**Task**
Isolate every line in the data with the string "structure" and copy it.

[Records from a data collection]
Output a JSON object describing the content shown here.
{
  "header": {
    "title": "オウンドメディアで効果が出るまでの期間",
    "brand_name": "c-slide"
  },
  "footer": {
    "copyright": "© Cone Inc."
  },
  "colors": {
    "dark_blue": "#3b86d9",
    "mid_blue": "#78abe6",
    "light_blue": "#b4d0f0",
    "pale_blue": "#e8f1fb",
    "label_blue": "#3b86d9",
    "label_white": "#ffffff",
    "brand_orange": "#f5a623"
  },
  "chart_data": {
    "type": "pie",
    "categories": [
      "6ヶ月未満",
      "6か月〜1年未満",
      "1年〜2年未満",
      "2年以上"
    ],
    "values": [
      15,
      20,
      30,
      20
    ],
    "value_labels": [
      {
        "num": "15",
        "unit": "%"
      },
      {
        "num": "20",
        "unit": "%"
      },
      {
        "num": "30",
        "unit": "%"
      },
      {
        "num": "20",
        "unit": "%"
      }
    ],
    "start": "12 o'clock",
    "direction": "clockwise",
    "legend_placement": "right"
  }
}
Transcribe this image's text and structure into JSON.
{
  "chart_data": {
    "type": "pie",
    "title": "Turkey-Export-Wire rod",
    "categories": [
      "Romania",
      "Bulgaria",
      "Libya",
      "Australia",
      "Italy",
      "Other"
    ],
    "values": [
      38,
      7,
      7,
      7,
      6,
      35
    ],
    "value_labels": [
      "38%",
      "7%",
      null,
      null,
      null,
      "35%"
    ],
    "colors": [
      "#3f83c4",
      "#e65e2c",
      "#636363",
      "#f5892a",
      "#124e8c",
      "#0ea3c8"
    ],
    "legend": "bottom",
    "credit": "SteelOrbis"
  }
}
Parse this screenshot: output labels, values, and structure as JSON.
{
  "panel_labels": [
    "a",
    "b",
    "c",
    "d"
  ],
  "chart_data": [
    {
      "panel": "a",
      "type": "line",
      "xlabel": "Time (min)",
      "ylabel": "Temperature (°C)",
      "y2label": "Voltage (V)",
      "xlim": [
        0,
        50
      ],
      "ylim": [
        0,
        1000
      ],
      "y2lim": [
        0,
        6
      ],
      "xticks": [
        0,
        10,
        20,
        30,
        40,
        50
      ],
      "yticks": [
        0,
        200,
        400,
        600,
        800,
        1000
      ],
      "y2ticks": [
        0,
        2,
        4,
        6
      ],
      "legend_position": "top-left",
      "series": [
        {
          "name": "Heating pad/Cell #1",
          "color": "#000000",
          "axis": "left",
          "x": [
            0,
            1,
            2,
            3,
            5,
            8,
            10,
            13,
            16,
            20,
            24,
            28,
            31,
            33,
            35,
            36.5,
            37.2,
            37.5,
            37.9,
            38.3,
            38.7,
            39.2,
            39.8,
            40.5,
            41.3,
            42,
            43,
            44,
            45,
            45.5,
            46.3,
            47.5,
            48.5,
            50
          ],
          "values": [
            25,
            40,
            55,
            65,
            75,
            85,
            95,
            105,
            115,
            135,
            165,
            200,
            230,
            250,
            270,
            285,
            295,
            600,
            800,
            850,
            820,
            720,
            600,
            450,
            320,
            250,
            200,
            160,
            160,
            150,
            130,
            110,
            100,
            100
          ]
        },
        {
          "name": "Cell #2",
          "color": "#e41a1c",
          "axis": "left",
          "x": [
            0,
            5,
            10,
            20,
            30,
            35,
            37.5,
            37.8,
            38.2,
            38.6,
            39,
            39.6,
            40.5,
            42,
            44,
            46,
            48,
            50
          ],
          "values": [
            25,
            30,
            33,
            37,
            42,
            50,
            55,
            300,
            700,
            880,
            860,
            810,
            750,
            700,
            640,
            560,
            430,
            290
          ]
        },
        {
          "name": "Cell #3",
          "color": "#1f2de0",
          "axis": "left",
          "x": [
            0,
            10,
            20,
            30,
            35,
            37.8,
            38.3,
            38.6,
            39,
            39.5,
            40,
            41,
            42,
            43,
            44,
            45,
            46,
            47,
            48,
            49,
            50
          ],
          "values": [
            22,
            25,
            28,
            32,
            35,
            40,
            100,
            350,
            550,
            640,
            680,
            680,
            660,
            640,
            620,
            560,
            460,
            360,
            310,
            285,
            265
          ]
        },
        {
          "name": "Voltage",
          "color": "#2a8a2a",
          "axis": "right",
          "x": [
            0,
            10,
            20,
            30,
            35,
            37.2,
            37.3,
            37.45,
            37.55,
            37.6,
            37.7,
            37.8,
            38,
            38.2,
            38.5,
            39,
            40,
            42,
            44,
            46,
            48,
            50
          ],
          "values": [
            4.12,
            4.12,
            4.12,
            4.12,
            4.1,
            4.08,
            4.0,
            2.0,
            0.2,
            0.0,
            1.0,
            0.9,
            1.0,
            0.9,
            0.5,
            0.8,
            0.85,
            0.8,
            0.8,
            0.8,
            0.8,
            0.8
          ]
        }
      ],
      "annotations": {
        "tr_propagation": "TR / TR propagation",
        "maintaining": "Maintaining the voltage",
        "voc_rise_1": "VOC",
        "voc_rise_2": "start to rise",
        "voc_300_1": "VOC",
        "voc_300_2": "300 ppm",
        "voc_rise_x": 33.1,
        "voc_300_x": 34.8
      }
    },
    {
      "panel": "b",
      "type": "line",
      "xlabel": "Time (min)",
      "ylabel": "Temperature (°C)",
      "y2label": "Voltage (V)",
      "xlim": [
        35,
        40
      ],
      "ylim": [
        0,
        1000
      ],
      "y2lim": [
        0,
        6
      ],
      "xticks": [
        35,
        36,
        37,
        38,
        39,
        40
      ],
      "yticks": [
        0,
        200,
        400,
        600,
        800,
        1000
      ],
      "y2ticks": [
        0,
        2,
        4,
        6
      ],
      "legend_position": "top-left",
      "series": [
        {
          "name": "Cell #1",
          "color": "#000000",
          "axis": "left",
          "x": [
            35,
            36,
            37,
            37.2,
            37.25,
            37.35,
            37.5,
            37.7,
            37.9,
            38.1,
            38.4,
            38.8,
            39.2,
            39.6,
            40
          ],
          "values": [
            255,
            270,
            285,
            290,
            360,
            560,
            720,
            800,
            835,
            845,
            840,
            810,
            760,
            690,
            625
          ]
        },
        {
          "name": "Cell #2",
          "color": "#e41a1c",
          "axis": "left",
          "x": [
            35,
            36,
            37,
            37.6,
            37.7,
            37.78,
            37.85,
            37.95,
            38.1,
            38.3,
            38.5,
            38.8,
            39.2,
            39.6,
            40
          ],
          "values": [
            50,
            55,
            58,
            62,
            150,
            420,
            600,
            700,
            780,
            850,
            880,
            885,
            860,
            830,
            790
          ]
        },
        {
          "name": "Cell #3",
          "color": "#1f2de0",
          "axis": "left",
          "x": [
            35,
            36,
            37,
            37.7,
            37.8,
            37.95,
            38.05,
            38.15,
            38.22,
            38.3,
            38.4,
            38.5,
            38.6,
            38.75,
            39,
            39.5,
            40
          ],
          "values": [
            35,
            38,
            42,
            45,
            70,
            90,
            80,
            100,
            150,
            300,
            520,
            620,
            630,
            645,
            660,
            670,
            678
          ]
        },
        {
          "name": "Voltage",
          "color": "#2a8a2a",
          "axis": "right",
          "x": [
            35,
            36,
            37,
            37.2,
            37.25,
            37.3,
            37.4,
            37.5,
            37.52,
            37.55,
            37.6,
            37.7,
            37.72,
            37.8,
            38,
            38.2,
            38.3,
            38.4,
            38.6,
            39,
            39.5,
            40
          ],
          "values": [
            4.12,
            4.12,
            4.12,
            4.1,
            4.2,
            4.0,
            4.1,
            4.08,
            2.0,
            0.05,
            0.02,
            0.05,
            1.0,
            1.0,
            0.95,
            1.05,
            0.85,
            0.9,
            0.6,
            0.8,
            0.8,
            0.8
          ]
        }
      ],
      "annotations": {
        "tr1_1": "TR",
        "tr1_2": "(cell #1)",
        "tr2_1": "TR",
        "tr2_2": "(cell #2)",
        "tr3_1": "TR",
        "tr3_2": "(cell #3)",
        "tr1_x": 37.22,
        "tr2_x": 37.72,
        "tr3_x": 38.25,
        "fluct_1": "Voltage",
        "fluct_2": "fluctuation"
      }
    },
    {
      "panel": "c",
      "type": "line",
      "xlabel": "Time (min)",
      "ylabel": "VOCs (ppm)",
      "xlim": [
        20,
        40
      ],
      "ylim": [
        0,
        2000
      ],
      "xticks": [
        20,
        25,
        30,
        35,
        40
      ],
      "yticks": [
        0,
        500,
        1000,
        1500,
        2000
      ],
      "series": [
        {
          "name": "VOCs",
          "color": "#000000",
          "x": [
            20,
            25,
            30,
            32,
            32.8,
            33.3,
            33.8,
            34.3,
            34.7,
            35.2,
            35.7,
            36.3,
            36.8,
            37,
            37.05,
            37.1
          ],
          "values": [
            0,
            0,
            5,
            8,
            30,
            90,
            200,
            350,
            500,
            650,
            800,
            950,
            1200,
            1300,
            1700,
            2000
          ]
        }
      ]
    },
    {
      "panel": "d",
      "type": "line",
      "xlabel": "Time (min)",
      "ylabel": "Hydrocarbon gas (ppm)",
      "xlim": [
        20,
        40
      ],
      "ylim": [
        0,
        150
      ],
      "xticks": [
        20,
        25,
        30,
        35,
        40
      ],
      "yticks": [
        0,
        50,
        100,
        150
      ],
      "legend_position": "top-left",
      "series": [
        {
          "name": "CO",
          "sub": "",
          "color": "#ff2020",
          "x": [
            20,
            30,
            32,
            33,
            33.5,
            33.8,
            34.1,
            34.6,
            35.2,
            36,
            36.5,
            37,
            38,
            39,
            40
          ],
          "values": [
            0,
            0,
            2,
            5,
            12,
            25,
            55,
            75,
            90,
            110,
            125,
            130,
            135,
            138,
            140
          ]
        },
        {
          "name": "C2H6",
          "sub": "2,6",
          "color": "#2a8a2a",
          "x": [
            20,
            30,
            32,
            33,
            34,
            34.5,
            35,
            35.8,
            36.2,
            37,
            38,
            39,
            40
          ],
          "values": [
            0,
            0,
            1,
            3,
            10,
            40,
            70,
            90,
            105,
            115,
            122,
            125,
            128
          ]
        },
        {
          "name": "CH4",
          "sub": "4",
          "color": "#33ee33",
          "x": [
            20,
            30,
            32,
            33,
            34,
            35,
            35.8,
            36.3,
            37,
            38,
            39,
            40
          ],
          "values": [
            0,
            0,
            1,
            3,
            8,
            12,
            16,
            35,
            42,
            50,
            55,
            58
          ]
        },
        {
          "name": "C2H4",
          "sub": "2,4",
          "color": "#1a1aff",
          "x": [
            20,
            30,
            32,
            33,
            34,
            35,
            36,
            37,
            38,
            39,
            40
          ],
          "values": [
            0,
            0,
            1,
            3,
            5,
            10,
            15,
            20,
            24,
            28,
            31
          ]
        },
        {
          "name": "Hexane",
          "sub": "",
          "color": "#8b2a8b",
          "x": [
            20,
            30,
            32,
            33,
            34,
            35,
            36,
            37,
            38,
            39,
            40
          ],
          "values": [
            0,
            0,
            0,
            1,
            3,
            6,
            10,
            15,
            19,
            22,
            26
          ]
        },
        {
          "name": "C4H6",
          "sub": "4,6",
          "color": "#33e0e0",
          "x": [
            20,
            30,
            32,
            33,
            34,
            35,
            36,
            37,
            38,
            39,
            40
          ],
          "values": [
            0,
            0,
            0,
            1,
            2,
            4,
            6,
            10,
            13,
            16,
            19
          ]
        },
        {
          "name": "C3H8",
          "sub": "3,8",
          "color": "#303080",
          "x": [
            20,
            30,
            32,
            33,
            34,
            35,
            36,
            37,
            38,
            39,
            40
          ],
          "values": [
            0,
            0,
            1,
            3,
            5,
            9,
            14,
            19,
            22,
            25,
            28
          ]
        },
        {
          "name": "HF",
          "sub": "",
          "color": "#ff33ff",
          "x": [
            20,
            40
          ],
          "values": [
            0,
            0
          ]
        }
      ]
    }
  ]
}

**Reply**
Transcribe this image's text and structure into JSON.
Parse this screenshot: output labels, values, and structure as JSON.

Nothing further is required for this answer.